What the task asks = Rewrite the listing with every "map-cell" changed to "map-tile", leaving everything else as it is.

Records for the task =
+ + + + + + +

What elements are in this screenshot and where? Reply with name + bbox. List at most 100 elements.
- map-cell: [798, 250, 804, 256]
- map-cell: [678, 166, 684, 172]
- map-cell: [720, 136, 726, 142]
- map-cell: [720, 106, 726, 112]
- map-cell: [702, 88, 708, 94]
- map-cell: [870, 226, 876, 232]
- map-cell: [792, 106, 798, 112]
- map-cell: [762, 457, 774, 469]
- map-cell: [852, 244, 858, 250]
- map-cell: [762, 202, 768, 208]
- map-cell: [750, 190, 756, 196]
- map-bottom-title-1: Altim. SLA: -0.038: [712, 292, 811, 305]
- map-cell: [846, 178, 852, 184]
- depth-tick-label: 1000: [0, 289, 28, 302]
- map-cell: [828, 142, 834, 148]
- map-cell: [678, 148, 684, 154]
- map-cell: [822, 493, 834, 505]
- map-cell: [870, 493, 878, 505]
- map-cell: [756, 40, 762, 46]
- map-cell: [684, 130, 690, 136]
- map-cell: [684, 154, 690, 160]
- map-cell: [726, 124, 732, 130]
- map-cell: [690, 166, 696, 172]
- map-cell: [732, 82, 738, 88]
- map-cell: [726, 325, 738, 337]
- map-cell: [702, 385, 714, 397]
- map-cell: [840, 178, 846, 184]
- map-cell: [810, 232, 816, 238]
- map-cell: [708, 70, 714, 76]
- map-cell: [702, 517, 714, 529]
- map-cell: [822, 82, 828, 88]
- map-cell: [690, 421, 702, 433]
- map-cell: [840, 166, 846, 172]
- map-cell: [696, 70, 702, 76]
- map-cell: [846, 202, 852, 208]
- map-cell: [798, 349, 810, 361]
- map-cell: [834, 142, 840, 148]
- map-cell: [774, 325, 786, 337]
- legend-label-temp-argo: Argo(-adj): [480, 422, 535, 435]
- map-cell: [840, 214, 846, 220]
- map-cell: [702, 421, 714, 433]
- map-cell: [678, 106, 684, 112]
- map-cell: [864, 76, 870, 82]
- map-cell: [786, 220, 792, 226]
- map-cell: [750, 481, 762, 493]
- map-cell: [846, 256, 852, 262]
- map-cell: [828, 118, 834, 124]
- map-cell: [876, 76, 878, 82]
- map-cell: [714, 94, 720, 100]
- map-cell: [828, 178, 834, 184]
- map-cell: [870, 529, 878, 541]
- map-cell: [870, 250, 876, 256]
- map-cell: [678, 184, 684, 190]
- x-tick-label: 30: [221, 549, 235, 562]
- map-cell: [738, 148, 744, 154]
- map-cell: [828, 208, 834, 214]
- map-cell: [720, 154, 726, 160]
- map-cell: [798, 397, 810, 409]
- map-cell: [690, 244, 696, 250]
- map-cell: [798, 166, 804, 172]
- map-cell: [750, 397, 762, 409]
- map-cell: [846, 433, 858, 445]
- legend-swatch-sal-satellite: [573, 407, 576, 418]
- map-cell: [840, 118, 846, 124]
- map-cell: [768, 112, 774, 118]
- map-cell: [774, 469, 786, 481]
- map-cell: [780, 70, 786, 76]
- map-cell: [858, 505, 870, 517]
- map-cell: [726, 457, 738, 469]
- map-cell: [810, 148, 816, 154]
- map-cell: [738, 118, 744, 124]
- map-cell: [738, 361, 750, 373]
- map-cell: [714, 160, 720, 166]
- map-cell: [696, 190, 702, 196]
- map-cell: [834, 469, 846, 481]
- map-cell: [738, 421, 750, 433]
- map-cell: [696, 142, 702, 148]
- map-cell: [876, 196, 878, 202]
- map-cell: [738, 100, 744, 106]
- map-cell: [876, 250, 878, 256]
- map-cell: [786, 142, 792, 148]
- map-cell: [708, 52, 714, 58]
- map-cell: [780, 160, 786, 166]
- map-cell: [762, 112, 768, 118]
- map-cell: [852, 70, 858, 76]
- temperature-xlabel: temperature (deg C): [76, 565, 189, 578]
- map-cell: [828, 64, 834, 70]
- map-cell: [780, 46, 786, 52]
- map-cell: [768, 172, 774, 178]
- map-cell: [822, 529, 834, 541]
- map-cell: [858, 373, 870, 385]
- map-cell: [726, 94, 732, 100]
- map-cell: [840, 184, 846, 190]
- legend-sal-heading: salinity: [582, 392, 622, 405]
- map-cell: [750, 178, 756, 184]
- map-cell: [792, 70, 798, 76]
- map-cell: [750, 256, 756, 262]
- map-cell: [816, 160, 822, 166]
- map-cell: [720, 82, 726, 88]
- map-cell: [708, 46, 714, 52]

+ + + + + + +

Final result =
What elements are in this screenshot and where? Reply with name + bbox. List at most 100 elements.
- map-tile: [798, 250, 804, 256]
- map-tile: [678, 166, 684, 172]
- map-tile: [720, 136, 726, 142]
- map-tile: [720, 106, 726, 112]
- map-tile: [702, 88, 708, 94]
- map-tile: [870, 226, 876, 232]
- map-tile: [792, 106, 798, 112]
- map-tile: [762, 457, 774, 469]
- map-tile: [852, 244, 858, 250]
- map-tile: [762, 202, 768, 208]
- map-tile: [750, 190, 756, 196]
- map-bottom-title-1: Altim. SLA: -0.038: [712, 292, 811, 305]
- map-tile: [846, 178, 852, 184]
- depth-tick-label: 1000: [0, 289, 28, 302]
- map-tile: [828, 142, 834, 148]
- map-tile: [678, 148, 684, 154]
- map-tile: [822, 493, 834, 505]
- map-tile: [870, 493, 878, 505]
- map-tile: [756, 40, 762, 46]
- map-tile: [684, 130, 690, 136]
- map-tile: [684, 154, 690, 160]
- map-tile: [726, 124, 732, 130]
- map-tile: [690, 166, 696, 172]
- map-tile: [732, 82, 738, 88]
- map-tile: [726, 325, 738, 337]
- map-tile: [702, 385, 714, 397]
- map-tile: [840, 178, 846, 184]
- map-tile: [810, 232, 816, 238]
- map-tile: [708, 70, 714, 76]
- map-tile: [702, 517, 714, 529]
- map-tile: [822, 82, 828, 88]
- map-tile: [690, 421, 702, 433]
- map-tile: [840, 166, 846, 172]
- map-tile: [696, 70, 702, 76]
- map-tile: [846, 202, 852, 208]
- map-tile: [798, 349, 810, 361]
- map-tile: [834, 142, 840, 148]
- map-tile: [774, 325, 786, 337]
- legend-label-temp-argo: Argo(-adj): [480, 422, 535, 435]
- map-tile: [840, 214, 846, 220]
- map-tile: [702, 421, 714, 433]
- map-tile: [678, 106, 684, 112]
- map-tile: [864, 76, 870, 82]
- map-tile: [786, 220, 792, 226]
- map-tile: [750, 481, 762, 493]
- map-tile: [846, 256, 852, 262]
- map-tile: [828, 118, 834, 124]
- map-tile: [876, 76, 878, 82]
- map-tile: [714, 94, 720, 100]
- map-tile: [828, 178, 834, 184]
- map-tile: [870, 529, 878, 541]
- map-tile: [870, 250, 876, 256]
- map-tile: [678, 184, 684, 190]
- x-tick-label: 30: [221, 549, 235, 562]
- map-tile: [738, 148, 744, 154]
- map-tile: [828, 208, 834, 214]
- map-tile: [720, 154, 726, 160]
- map-tile: [798, 397, 810, 409]
- map-tile: [690, 244, 696, 250]
- map-tile: [798, 166, 804, 172]
- map-tile: [750, 397, 762, 409]
- map-tile: [846, 433, 858, 445]
- legend-swatch-sal-satellite: [573, 407, 576, 418]
- map-tile: [840, 118, 846, 124]
- map-tile: [768, 112, 774, 118]
- map-tile: [774, 469, 786, 481]
- map-tile: [780, 70, 786, 76]
- map-tile: [858, 505, 870, 517]
- map-tile: [726, 457, 738, 469]
- map-tile: [810, 148, 816, 154]
- map-tile: [738, 118, 744, 124]
- map-tile: [738, 361, 750, 373]
- map-tile: [714, 160, 720, 166]
- map-tile: [696, 190, 702, 196]
- map-tile: [834, 469, 846, 481]
- map-tile: [738, 421, 750, 433]
- map-tile: [696, 142, 702, 148]
- map-tile: [876, 196, 878, 202]
- map-tile: [738, 100, 744, 106]
- map-tile: [876, 250, 878, 256]
- map-tile: [786, 142, 792, 148]
- map-tile: [708, 52, 714, 58]
- map-tile: [780, 160, 786, 166]
- map-tile: [762, 112, 768, 118]
- map-tile: [852, 70, 858, 76]
- temperature-xlabel: temperature (deg C): [76, 565, 189, 578]
- map-tile: [828, 64, 834, 70]
- map-tile: [780, 46, 786, 52]
- map-tile: [768, 172, 774, 178]
- map-tile: [822, 529, 834, 541]
- map-tile: [858, 373, 870, 385]
- map-tile: [726, 94, 732, 100]
- map-tile: [840, 184, 846, 190]
- legend-sal-heading: salinity: [582, 392, 622, 405]
- map-tile: [750, 178, 756, 184]
- map-tile: [792, 70, 798, 76]
- map-tile: [750, 256, 756, 262]
- map-tile: [816, 160, 822, 166]
- map-tile: [720, 82, 726, 88]
- map-tile: [708, 46, 714, 52]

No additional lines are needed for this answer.